_REQUIREMENTS_
Each entry needs to be restated exactly as written.

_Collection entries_
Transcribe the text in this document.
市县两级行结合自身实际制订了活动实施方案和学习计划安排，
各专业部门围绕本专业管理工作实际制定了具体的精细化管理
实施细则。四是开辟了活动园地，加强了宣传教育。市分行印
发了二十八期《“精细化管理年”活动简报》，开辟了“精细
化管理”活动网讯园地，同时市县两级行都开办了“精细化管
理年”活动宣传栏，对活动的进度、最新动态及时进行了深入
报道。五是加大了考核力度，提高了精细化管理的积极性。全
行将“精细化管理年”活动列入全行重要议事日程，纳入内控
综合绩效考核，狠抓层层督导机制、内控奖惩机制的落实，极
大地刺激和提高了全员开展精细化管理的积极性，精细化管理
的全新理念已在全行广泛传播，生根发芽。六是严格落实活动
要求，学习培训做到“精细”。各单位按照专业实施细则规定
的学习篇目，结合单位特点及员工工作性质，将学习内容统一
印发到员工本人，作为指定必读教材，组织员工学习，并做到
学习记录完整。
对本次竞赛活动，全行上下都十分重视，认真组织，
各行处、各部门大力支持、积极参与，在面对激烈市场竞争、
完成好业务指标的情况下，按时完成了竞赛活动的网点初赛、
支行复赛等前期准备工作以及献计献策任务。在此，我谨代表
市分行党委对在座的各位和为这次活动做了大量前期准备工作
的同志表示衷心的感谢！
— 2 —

_THE OUTPUT_
Transcribe the text in this document.
市县两级行结合自身实际制订了活动实施方案和学习计划安排，
各专业部门围绕本专业管理工作实际制定了具体的精细化管理
实施细则。四是开辟了活动园地，加强了宣传教育。市分行印
发了二十八期《“精细化管理年”活动简报》，开辟了“精细
化管理”活动网讯园地，同时市县两级行都开办了“精细化管
理年”活动宣传栏，对活动的进度、最新动态及时进行了深入
报道。五是加大了考核力度，提高了精细化管理的积极性。全
行将“精细化管理年”活动列入全行重要议事日程，纳入内控
综合绩效考核，狠抓层层督导机制、内控奖惩机制的落实，极
大地刺激和提高了全员开展精细化管理的积极性，精细化管理
的全新理念已在全行广泛传播，生根发芽。六是严格落实活动
要求，学习培训做到“精细”。各单位按照专业实施细则规定
的学习篇目，结合单位特点及员工工作性质，将学习内容统一
印发到员工本人，作为指定必读教材，组织员工学习，并做到
学习记录完整。
对本次竞赛活动，全行上下都十分重视，认真组织，
各行处、各部门大力支持、积极参与，在面对激烈市场竞争、
完成好业务指标的情况下，按时完成了竞赛活动的网点初赛、
支行复赛等前期准备工作以及献计献策任务。在此，我谨代表
市分行党委对在座的各位和为这次活动做了大量前期准备工作
的同志表示衷心的感谢！
— 2 —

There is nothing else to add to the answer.